> [Data to process]
---------------

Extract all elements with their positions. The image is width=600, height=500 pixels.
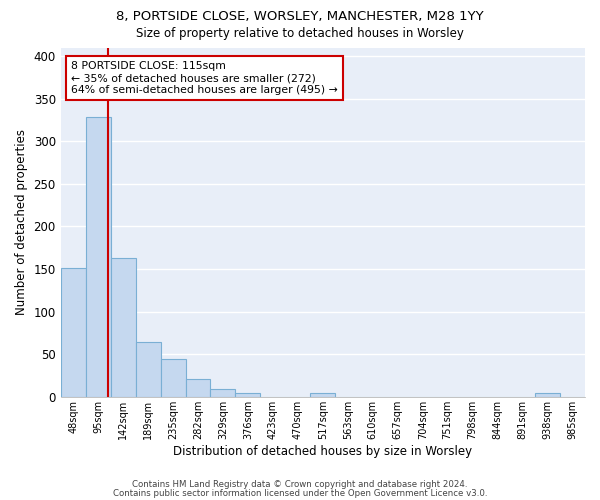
Bar: [61, 268, 86, 397]
X-axis label: Distribution of detached houses by size in Worsley: Distribution of detached houses by size …: [173, 444, 472, 458]
Y-axis label: Number of detached properties: Number of detached properties: [15, 129, 28, 315]
Text: Contains HM Land Registry data © Crown copyright and database right 2024.: Contains HM Land Registry data © Crown c…: [132, 480, 468, 489]
Bar: [185, 379, 211, 397]
Bar: [535, 394, 560, 397]
Bar: [136, 342, 161, 397]
Bar: [86, 118, 110, 397]
Bar: [310, 392, 335, 397]
Text: Contains public sector information licensed under the Open Government Licence v3: Contains public sector information licen…: [113, 488, 487, 498]
Text: 8 PORTSIDE CLOSE: 115sqm
← 35% of detached houses are smaller (272)
64% of semi-: 8 PORTSIDE CLOSE: 115sqm ← 35% of detach…: [71, 62, 338, 94]
Bar: [235, 394, 260, 397]
Text: Size of property relative to detached houses in Worsley: Size of property relative to detached ho…: [136, 28, 464, 40]
Text: 8, PORTSIDE CLOSE, WORSLEY, MANCHESTER, M28 1YY: 8, PORTSIDE CLOSE, WORSLEY, MANCHESTER, …: [116, 10, 484, 23]
Bar: [211, 389, 235, 397]
Bar: [161, 360, 185, 397]
Bar: [110, 258, 136, 397]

---------------

> [Problem statement] Reproduce every line of the data above verbatim, omitting the picture.

> [Solution to the problem]
Extract all elements with their positions. The image is width=600, height=500 pixels.
Bar: [61, 268, 86, 397]
X-axis label: Distribution of detached houses by size in Worsley: Distribution of detached houses by size …: [173, 444, 472, 458]
Y-axis label: Number of detached properties: Number of detached properties: [15, 129, 28, 315]
Text: Contains HM Land Registry data © Crown copyright and database right 2024.: Contains HM Land Registry data © Crown c…: [132, 480, 468, 489]
Bar: [185, 379, 211, 397]
Bar: [535, 394, 560, 397]
Bar: [136, 342, 161, 397]
Bar: [86, 118, 110, 397]
Bar: [310, 392, 335, 397]
Text: Contains public sector information licensed under the Open Government Licence v3: Contains public sector information licen…: [113, 488, 487, 498]
Text: 8 PORTSIDE CLOSE: 115sqm
← 35% of detached houses are smaller (272)
64% of semi-: 8 PORTSIDE CLOSE: 115sqm ← 35% of detach…: [71, 62, 338, 94]
Bar: [235, 394, 260, 397]
Text: Size of property relative to detached houses in Worsley: Size of property relative to detached ho…: [136, 28, 464, 40]
Text: 8, PORTSIDE CLOSE, WORSLEY, MANCHESTER, M28 1YY: 8, PORTSIDE CLOSE, WORSLEY, MANCHESTER, …: [116, 10, 484, 23]
Bar: [211, 389, 235, 397]
Bar: [161, 360, 185, 397]
Bar: [110, 258, 136, 397]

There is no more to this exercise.